SUPPLIED INFORMATION -
[Begin]

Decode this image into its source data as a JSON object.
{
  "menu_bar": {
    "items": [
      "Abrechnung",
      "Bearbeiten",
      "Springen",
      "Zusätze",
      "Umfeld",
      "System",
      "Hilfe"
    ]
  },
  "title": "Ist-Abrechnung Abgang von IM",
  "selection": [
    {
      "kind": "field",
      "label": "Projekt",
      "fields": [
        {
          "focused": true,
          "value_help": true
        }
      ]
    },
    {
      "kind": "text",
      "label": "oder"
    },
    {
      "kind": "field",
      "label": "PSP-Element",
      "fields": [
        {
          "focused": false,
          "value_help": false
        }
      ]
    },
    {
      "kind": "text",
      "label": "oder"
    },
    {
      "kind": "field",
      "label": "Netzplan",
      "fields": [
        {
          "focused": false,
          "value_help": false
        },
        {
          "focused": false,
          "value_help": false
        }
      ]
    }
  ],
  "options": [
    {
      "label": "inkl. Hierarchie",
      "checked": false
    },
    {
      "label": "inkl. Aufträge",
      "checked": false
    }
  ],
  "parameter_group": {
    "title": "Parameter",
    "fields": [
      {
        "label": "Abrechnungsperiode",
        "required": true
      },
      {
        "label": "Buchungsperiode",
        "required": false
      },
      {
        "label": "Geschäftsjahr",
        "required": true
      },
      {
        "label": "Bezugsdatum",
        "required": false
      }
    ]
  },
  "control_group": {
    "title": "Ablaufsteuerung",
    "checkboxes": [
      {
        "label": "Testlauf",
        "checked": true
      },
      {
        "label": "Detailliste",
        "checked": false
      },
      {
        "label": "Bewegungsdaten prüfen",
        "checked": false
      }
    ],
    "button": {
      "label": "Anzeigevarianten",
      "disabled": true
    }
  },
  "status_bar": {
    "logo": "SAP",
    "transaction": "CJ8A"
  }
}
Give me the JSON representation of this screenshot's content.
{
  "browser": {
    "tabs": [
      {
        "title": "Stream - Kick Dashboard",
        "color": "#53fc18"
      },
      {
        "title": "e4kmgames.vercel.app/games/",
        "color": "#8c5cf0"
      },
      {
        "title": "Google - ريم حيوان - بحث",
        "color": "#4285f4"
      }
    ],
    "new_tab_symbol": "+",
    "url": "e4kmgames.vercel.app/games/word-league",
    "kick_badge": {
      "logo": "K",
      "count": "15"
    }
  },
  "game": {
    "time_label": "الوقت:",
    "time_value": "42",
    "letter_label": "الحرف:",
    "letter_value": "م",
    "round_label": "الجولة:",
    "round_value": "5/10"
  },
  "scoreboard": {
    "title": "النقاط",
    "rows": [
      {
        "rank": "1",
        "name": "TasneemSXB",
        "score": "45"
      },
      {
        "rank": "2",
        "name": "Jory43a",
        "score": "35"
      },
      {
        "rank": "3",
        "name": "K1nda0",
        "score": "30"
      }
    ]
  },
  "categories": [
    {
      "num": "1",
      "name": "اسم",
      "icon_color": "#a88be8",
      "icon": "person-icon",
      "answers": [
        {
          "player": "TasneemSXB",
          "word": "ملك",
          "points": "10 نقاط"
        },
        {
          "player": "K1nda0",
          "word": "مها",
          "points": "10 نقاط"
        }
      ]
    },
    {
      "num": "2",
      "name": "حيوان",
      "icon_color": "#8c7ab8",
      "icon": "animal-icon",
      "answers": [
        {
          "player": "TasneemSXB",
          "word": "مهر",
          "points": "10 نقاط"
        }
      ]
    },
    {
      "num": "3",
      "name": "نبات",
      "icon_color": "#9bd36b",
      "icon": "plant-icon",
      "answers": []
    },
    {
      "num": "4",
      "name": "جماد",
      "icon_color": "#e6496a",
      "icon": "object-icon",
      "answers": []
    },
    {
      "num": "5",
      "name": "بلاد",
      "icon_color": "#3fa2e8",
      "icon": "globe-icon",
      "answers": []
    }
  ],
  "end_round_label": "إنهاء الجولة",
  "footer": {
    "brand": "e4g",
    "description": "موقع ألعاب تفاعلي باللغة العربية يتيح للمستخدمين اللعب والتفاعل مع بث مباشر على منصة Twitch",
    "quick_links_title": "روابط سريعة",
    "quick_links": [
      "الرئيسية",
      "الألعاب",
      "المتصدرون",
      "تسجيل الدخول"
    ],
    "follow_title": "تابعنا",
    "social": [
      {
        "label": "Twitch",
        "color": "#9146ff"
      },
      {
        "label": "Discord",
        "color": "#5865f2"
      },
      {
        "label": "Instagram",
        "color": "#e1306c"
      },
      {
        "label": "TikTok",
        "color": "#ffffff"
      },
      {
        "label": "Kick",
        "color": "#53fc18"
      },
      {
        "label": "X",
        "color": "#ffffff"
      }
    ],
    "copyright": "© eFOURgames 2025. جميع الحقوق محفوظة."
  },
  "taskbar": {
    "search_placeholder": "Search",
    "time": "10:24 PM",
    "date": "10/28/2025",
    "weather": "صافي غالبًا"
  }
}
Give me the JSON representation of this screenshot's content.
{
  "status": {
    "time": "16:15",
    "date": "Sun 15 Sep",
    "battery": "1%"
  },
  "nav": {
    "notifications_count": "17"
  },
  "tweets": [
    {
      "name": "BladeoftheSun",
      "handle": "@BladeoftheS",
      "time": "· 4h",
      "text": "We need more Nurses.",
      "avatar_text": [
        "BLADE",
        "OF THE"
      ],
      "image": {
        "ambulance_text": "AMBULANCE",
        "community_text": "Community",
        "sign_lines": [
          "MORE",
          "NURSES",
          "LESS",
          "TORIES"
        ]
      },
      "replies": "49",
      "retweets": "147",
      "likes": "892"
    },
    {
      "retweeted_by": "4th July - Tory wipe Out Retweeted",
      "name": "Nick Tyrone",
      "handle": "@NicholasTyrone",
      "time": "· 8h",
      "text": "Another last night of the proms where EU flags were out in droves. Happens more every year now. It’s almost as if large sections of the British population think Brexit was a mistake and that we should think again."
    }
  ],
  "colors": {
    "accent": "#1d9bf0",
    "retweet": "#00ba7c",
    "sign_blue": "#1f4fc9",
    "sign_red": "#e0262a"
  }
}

[End]

Return all of the data exactly as it reads.

Decode this image into its source data as a JSON object.
{
  "menu_bar": {
    "items": [
      "Abrechnung",
      "Bearbeiten",
      "Springen",
      "Zusätze",
      "Umfeld",
      "System",
      "Hilfe"
    ]
  },
  "title": "Ist-Abrechnung Abgang von IM",
  "selection": [
    {
      "kind": "field",
      "label": "Projekt",
      "fields": [
        {
          "focused": true,
          "value_help": true
        }
      ]
    },
    {
      "kind": "text",
      "label": "oder"
    },
    {
      "kind": "field",
      "label": "PSP-Element",
      "fields": [
        {
          "focused": false,
          "value_help": false
        }
      ]
    },
    {
      "kind": "text",
      "label": "oder"
    },
    {
      "kind": "field",
      "label": "Netzplan",
      "fields": [
        {
          "focused": false,
          "value_help": false
        },
        {
          "focused": false,
          "value_help": false
        }
      ]
    }
  ],
  "options": [
    {
      "label": "inkl. Hierarchie",
      "checked": false
    },
    {
      "label": "inkl. Aufträge",
      "checked": false
    }
  ],
  "parameter_group": {
    "title": "Parameter",
    "fields": [
      {
        "label": "Abrechnungsperiode",
        "required": true
      },
      {
        "label": "Buchungsperiode",
        "required": false
      },
      {
        "label": "Geschäftsjahr",
        "required": true
      },
      {
        "label": "Bezugsdatum",
        "required": false
      }
    ]
  },
  "control_group": {
    "title": "Ablaufsteuerung",
    "checkboxes": [
      {
        "label": "Testlauf",
        "checked": true
      },
      {
        "label": "Detailliste",
        "checked": false
      },
      {
        "label": "Bewegungsdaten prüfen",
        "checked": false
      }
    ],
    "button": {
      "label": "Anzeigevarianten",
      "disabled": true
    }
  },
  "status_bar": {
    "logo": "SAP",
    "transaction": "CJ8A"
  }
}
Give me the JSON representation of this screenshot's content.
{
  "browser": {
    "tabs": [
      {
        "title": "Stream - Kick Dashboard",
        "color": "#53fc18"
      },
      {
        "title": "e4kmgames.vercel.app/games/",
        "color": "#8c5cf0"
      },
      {
        "title": "Google - ريم حيوان - بحث",
        "color": "#4285f4"
      }
    ],
    "new_tab_symbol": "+",
    "url": "e4kmgames.vercel.app/games/word-league",
    "kick_badge": {
      "logo": "K",
      "count": "15"
    }
  },
  "game": {
    "time_label": "الوقت:",
    "time_value": "42",
    "letter_label": "الحرف:",
    "letter_value": "م",
    "round_label": "الجولة:",
    "round_value": "5/10"
  },
  "scoreboard": {
    "title": "النقاط",
    "rows": [
      {
        "rank": "1",
        "name": "TasneemSXB",
        "score": "45"
      },
      {
        "rank": "2",
        "name": "Jory43a",
        "score": "35"
      },
      {
        "rank": "3",
        "name": "K1nda0",
        "score": "30"
      }
    ]
  },
  "categories": [
    {
      "num": "1",
      "name": "اسم",
      "icon_color": "#a88be8",
      "icon": "person-icon",
      "answers": [
        {
          "player": "TasneemSXB",
          "word": "ملك",
          "points": "10 نقاط"
        },
        {
          "player": "K1nda0",
          "word": "مها",
          "points": "10 نقاط"
        }
      ]
    },
    {
      "num": "2",
      "name": "حيوان",
      "icon_color": "#8c7ab8",
      "icon": "animal-icon",
      "answers": [
        {
          "player": "TasneemSXB",
          "word": "مهر",
          "points": "10 نقاط"
        }
      ]
    },
    {
      "num": "3",
      "name": "نبات",
      "icon_color": "#9bd36b",
      "icon": "plant-icon",
      "answers": []
    },
    {
      "num": "4",
      "name": "جماد",
      "icon_color": "#e6496a",
      "icon": "object-icon",
      "answers": []
    },
    {
      "num": "5",
      "name": "بلاد",
      "icon_color": "#3fa2e8",
      "icon": "globe-icon",
      "answers": []
    }
  ],
  "end_round_label": "إنهاء الجولة",
  "footer": {
    "brand": "e4g",
    "description": "موقع ألعاب تفاعلي باللغة العربية يتيح للمستخدمين اللعب والتفاعل مع بث مباشر على منصة Twitch",
    "quick_links_title": "روابط سريعة",
    "quick_links": [
      "الرئيسية",
      "الألعاب",
      "المتصدرون",
      "تسجيل الدخول"
    ],
    "follow_title": "تابعنا",
    "social": [
      {
        "label": "Twitch",
        "color": "#9146ff"
      },
      {
        "label": "Discord",
        "color": "#5865f2"
      },
      {
        "label": "Instagram",
        "color": "#e1306c"
      },
      {
        "label": "TikTok",
        "color": "#ffffff"
      },
      {
        "label": "Kick",
        "color": "#53fc18"
      },
      {
        "label": "X",
        "color": "#ffffff"
      }
    ],
    "copyright": "© eFOURgames 2025. جميع الحقوق محفوظة."
  },
  "taskbar": {
    "search_placeholder": "Search",
    "time": "10:24 PM",
    "date": "10/28/2025",
    "weather": "صافي غالبًا"
  }
}
Give me the JSON representation of this screenshot's content.
{
  "status": {
    "time": "16:15",
    "date": "Sun 15 Sep",
    "battery": "1%"
  },
  "nav": {
    "notifications_count": "17"
  },
  "tweets": [
    {
      "name": "BladeoftheSun",
      "handle": "@BladeoftheS",
      "time": "· 4h",
      "text": "We need more Nurses.",
      "avatar_text": [
        "BLADE",
        "OF THE"
      ],
      "image": {
        "ambulance_text": "AMBULANCE",
        "community_text": "Community",
        "sign_lines": [
          "MORE",
          "NURSES",
          "LESS",
          "TORIES"
        ]
      },
      "replies": "49",
      "retweets": "147",
      "likes": "892"
    },
    {
      "retweeted_by": "4th July - Tory wipe Out Retweeted",
      "name": "Nick Tyrone",
      "handle": "@NicholasTyrone",
      "time": "· 8h",
      "text": "Another last night of the proms where EU flags were out in droves. Happens more every year now. It’s almost as if large sections of the British population think Brexit was a mistake and that we should think again."
    }
  ],
  "colors": {
    "accent": "#1d9bf0",
    "retweet": "#00ba7c",
    "sign_blue": "#1f4fc9",
    "sign_red": "#e0262a"
  }
}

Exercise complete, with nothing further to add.